▶ _WHAT TO PRODUCE_
Quote the data below in full, please, without altering anything.

# Start of RECORDS TO PROCESS

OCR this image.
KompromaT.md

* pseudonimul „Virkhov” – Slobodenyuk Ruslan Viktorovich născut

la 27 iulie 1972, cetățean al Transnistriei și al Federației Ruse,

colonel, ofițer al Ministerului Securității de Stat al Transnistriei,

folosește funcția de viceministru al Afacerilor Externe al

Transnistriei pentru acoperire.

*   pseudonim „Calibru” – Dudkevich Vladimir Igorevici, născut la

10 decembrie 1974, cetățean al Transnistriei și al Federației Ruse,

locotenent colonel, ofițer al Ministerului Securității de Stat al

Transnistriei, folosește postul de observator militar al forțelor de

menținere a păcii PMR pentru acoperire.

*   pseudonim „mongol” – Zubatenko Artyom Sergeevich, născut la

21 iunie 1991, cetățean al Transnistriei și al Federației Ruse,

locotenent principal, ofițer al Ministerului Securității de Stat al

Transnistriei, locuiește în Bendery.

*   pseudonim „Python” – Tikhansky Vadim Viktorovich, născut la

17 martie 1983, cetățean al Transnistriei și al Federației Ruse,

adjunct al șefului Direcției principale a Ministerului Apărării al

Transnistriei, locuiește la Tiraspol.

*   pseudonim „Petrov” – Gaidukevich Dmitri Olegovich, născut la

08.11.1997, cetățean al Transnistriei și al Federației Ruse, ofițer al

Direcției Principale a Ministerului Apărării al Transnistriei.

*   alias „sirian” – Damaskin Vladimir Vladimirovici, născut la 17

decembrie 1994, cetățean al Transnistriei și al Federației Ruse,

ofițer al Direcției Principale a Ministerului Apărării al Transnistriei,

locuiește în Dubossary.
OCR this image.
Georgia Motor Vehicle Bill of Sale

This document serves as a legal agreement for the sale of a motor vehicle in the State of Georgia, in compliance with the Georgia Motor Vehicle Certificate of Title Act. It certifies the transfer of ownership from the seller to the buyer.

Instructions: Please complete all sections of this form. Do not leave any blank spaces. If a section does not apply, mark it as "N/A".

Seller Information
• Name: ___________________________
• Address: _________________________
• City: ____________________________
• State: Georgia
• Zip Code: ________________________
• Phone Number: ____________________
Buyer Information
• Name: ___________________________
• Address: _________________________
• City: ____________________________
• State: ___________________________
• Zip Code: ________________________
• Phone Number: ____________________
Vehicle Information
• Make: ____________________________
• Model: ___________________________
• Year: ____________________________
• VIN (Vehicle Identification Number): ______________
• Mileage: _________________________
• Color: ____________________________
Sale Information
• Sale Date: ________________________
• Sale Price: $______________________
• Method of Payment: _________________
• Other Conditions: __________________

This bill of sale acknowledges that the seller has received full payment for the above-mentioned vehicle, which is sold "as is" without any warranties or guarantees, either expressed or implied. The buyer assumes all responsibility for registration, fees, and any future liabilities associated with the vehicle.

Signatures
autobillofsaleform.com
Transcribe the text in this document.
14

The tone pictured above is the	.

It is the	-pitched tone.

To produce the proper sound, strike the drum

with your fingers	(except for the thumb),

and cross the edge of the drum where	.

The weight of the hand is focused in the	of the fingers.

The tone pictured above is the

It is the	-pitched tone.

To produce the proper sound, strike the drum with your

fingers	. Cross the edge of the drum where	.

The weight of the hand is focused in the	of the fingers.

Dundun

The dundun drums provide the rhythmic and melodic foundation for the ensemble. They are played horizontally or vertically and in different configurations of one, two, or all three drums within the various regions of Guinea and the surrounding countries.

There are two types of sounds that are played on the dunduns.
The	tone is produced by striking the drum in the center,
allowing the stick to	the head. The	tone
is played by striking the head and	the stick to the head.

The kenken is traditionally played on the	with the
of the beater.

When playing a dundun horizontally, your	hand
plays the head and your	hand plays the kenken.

# End of RECORDS TO PROCESS

▶ _TASK RESULT_
OCR this image.
KompromaT.md

* pseudonimul „Virkhov” – Slobodenyuk Ruslan Viktorovich născut

la 27 iulie 1972, cetățean al Transnistriei și al Federației Ruse,

colonel, ofițer al Ministerului Securității de Stat al Transnistriei,

folosește funcția de viceministru al Afacerilor Externe al

Transnistriei pentru acoperire.

*   pseudonim „Calibru” – Dudkevich Vladimir Igorevici, născut la

10 decembrie 1974, cetățean al Transnistriei și al Federației Ruse,

locotenent colonel, ofițer al Ministerului Securității de Stat al

Transnistriei, folosește postul de observator militar al forțelor de

menținere a păcii PMR pentru acoperire.

*   pseudonim „mongol” – Zubatenko Artyom Sergeevich, născut la

21 iunie 1991, cetățean al Transnistriei și al Federației Ruse,

locotenent principal, ofițer al Ministerului Securității de Stat al

Transnistriei, locuiește în Bendery.

*   pseudonim „Python” – Tikhansky Vadim Viktorovich, născut la

17 martie 1983, cetățean al Transnistriei și al Federației Ruse,

adjunct al șefului Direcției principale a Ministerului Apărării al

Transnistriei, locuiește la Tiraspol.

*   pseudonim „Petrov” – Gaidukevich Dmitri Olegovich, născut la

08.11.1997, cetățean al Transnistriei și al Federației Ruse, ofițer al

Direcției Principale a Ministerului Apărării al Transnistriei.

*   alias „sirian” – Damaskin Vladimir Vladimirovici, născut la 17

decembrie 1994, cetățean al Transnistriei și al Federației Ruse,

ofițer al Direcției Principale a Ministerului Apărării al Transnistriei,

locuiește în Dubossary.
OCR this image.
Georgia Motor Vehicle Bill of Sale

This document serves as a legal agreement for the sale of a motor vehicle in the State of Georgia, in compliance with the Georgia Motor Vehicle Certificate of Title Act. It certifies the transfer of ownership from the seller to the buyer.

Instructions: Please complete all sections of this form. Do not leave any blank spaces. If a section does not apply, mark it as "N/A".

Seller Information
• Name: ___________________________
• Address: _________________________
• City: ____________________________
• State: Georgia
• Zip Code: ________________________
• Phone Number: ____________________
Buyer Information
• Name: ___________________________
• Address: _________________________
• City: ____________________________
• State: ___________________________
• Zip Code: ________________________
• Phone Number: ____________________
Vehicle Information
• Make: ____________________________
• Model: ___________________________
• Year: ____________________________
• VIN (Vehicle Identification Number): ______________
• Mileage: _________________________
• Color: ____________________________
Sale Information
• Sale Date: ________________________
• Sale Price: $______________________
• Method of Payment: _________________
• Other Conditions: __________________

This bill of sale acknowledges that the seller has received full payment for the above-mentioned vehicle, which is sold "as is" without any warranties or guarantees, either expressed or implied. The buyer assumes all responsibility for registration, fees, and any future liabilities associated with the vehicle.

Signatures
autobillofsaleform.com
Transcribe the text in this document.
14

The tone pictured above is the	.

It is the	-pitched tone.

To produce the proper sound, strike the drum

with your fingers	(except for the thumb),

and cross the edge of the drum where	.

The weight of the hand is focused in the	of the fingers.

The tone pictured above is the

It is the	-pitched tone.

To produce the proper sound, strike the drum with your

fingers	. Cross the edge of the drum where	.

The weight of the hand is focused in the	of the fingers.

Dundun

The dundun drums provide the rhythmic and melodic foundation for the ensemble. They are played horizontally or vertically and in different configurations of one, two, or all three drums within the various regions of Guinea and the surrounding countries.

There are two types of sounds that are played on the dunduns.
The	tone is produced by striking the drum in the center,
allowing the stick to	the head. The	tone
is played by striking the head and	the stick to the head.

The kenken is traditionally played on the	with the
of the beater.

When playing a dundun horizontally, your	hand
plays the head and your	hand plays the kenken.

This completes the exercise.